The records that follow are to be transcribed in full, without their images.

:: Provided material

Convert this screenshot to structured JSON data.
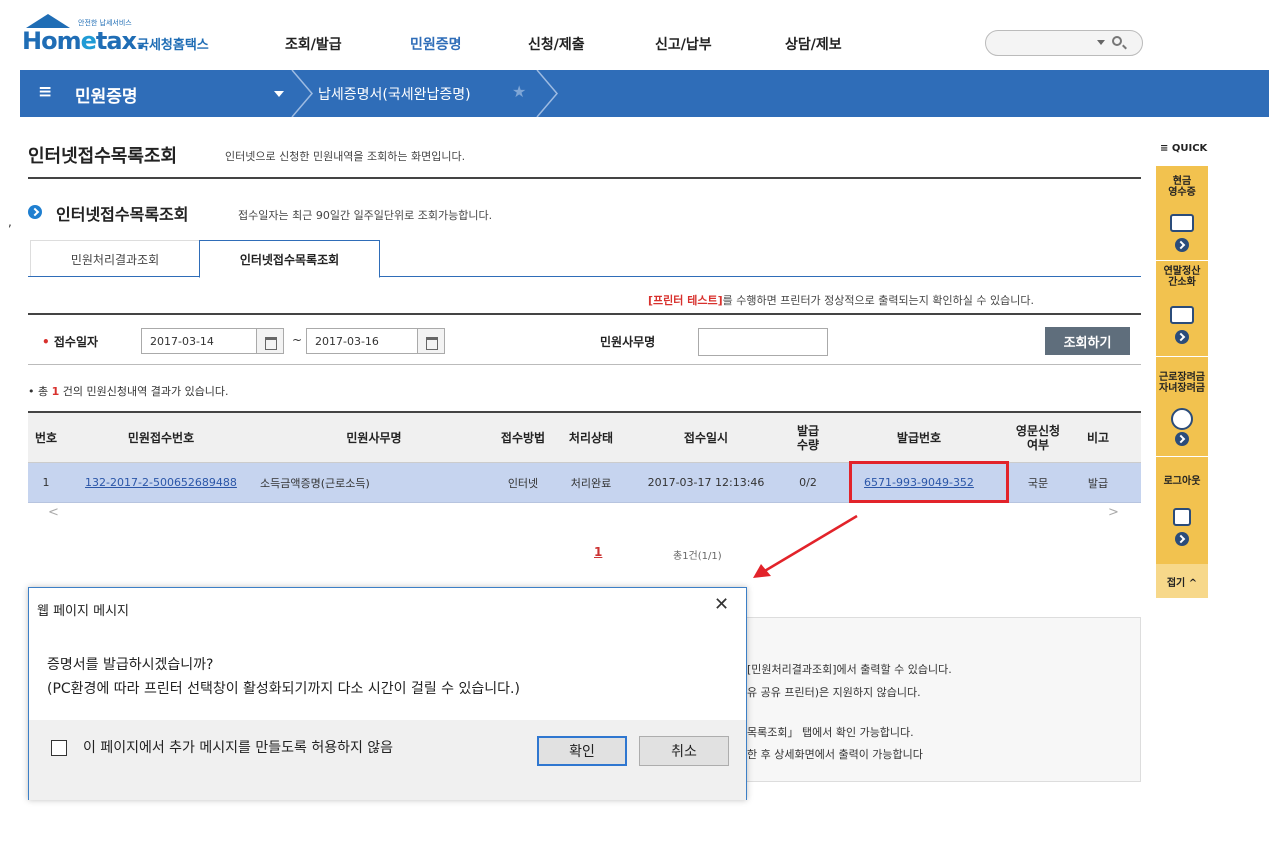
{
  "header": {
    "logo_small": "안전한 납세서비스",
    "logo_main_a": "Hom",
    "logo_main_e": "e",
    "logo_main_b": "tax.",
    "logo_sub": "국세청홈택스",
    "nav": [
      "조회/발급",
      "민원증명",
      "신청/제출",
      "신고/납부",
      "상담/제보"
    ]
  },
  "menubar": {
    "hamburger": "≡",
    "section": "민원증명",
    "current": "납세증명서(국세완납증명)",
    "star": "★"
  },
  "page": {
    "title": "인터넷접수목록조회",
    "desc": "인터넷으로 신청한 민원내역을 조회하는 화면입니다.",
    "section_title": "인터넷접수목록조회",
    "section_desc": "접수일자는 최근 90일간 일주일단위로 조회가능합니다.",
    "stray_tick": ","
  },
  "tabs": [
    {
      "label": "민원처리결과조회"
    },
    {
      "label": "인터넷접수목록조회"
    }
  ],
  "printer_note": {
    "highlight": "[프린터 테스트]",
    "rest": "를 수행하면 프린터가 정상적으로 출력되는지 확인하실 수 있습니다."
  },
  "search": {
    "required_mark": "•",
    "date_label": "접수일자",
    "date_from": "2017-03-14",
    "tilde": "~",
    "date_to": "2017-03-16",
    "name_label": "민원사무명",
    "name_value": "",
    "button": "조회하기"
  },
  "result": {
    "prefix": "• 총 ",
    "count": "1",
    "suffix": " 건의 민원신청내역 결과가 있습니다."
  },
  "table": {
    "headers": [
      "번호",
      "민원접수번호",
      "민원사무명",
      "접수방법",
      "처리상태",
      "접수일시",
      "발급\n수량",
      "발급번호",
      "영문신청\n여부",
      "비고"
    ],
    "rows": [
      [
        "1",
        "132-2017-2-500652689488",
        "소득금액증명(근로소득)",
        "인터넷",
        "처리완료",
        "2017-03-17 12:13:46",
        "0/2",
        "6571-993-9049-352",
        "국문",
        "발급"
      ]
    ],
    "scroll_left": "<",
    "scroll_right": ">"
  },
  "pager": {
    "page": "1",
    "total": "총1건(1/1)"
  },
  "info_lines": [
    "[민원처리결과조회]에서 출력할 수 있습니다.",
    "유 공유 프린터)은 지원하지 않습니다.",
    "목록조회」 탭에서 확인 가능합니다.",
    "한 후 상세화면에서 출력이 가능합니다"
  ],
  "quick": {
    "label": "≡ QUICK",
    "items": [
      "현금\n영수증",
      "연말정산\n간소화",
      "근로장려금\n자녀장려금",
      "로그아웃"
    ],
    "close": "접기 ^"
  },
  "dialog": {
    "title": "웹 페이지 메시지",
    "close": "✕",
    "msg1": "증명서를 발급하시겠습니까?",
    "msg2": "(PC환경에 따라 프린터 선택창이 활성화되기까지 다소 시간이 걸릴 수 있습니다.)",
    "checkbox_label": "이 페이지에서 추가 메시지를 만들도록 허용하지 않음",
    "ok": "확인",
    "cancel": "취소"
  },
  "colors": {
    "brand_blue": "#2f6db8",
    "highlight_red": "#e2232a",
    "quick_yellow": "#f2c24f",
    "row_selected": "#c6d4ef"
  }
}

::::

Output of the exercise:
Convert this screenshot to structured JSON data.
{
  "header": {
    "logo_small": "안전한 납세서비스",
    "logo_main_a": "Hom",
    "logo_main_e": "e",
    "logo_main_b": "tax.",
    "logo_sub": "국세청홈택스",
    "nav": [
      "조회/발급",
      "민원증명",
      "신청/제출",
      "신고/납부",
      "상담/제보"
    ]
  },
  "menubar": {
    "hamburger": "≡",
    "section": "민원증명",
    "current": "납세증명서(국세완납증명)",
    "star": "★"
  },
  "page": {
    "title": "인터넷접수목록조회",
    "desc": "인터넷으로 신청한 민원내역을 조회하는 화면입니다.",
    "section_title": "인터넷접수목록조회",
    "section_desc": "접수일자는 최근 90일간 일주일단위로 조회가능합니다.",
    "stray_tick": ","
  },
  "tabs": [
    {
      "label": "민원처리결과조회"
    },
    {
      "label": "인터넷접수목록조회"
    }
  ],
  "printer_note": {
    "highlight": "[프린터 테스트]",
    "rest": "를 수행하면 프린터가 정상적으로 출력되는지 확인하실 수 있습니다."
  },
  "search": {
    "required_mark": "•",
    "date_label": "접수일자",
    "date_from": "2017-03-14",
    "tilde": "~",
    "date_to": "2017-03-16",
    "name_label": "민원사무명",
    "name_value": "",
    "button": "조회하기"
  },
  "result": {
    "prefix": "• 총 ",
    "count": "1",
    "suffix": " 건의 민원신청내역 결과가 있습니다."
  },
  "table": {
    "headers": [
      "번호",
      "민원접수번호",
      "민원사무명",
      "접수방법",
      "처리상태",
      "접수일시",
      "발급\n수량",
      "발급번호",
      "영문신청\n여부",
      "비고"
    ],
    "rows": [
      [
        "1",
        "132-2017-2-500652689488",
        "소득금액증명(근로소득)",
        "인터넷",
        "처리완료",
        "2017-03-17 12:13:46",
        "0/2",
        "6571-993-9049-352",
        "국문",
        "발급"
      ]
    ],
    "scroll_left": "<",
    "scroll_right": ">"
  },
  "pager": {
    "page": "1",
    "total": "총1건(1/1)"
  },
  "info_lines": [
    "[민원처리결과조회]에서 출력할 수 있습니다.",
    "유 공유 프린터)은 지원하지 않습니다.",
    "목록조회」 탭에서 확인 가능합니다.",
    "한 후 상세화면에서 출력이 가능합니다"
  ],
  "quick": {
    "label": "≡ QUICK",
    "items": [
      "현금\n영수증",
      "연말정산\n간소화",
      "근로장려금\n자녀장려금",
      "로그아웃"
    ],
    "close": "접기 ^"
  },
  "dialog": {
    "title": "웹 페이지 메시지",
    "close": "✕",
    "msg1": "증명서를 발급하시겠습니까?",
    "msg2": "(PC환경에 따라 프린터 선택창이 활성화되기까지 다소 시간이 걸릴 수 있습니다.)",
    "checkbox_label": "이 페이지에서 추가 메시지를 만들도록 허용하지 않음",
    "ok": "확인",
    "cancel": "취소"
  },
  "colors": {
    "brand_blue": "#2f6db8",
    "highlight_red": "#e2232a",
    "quick_yellow": "#f2c24f",
    "row_selected": "#c6d4ef"
  }
}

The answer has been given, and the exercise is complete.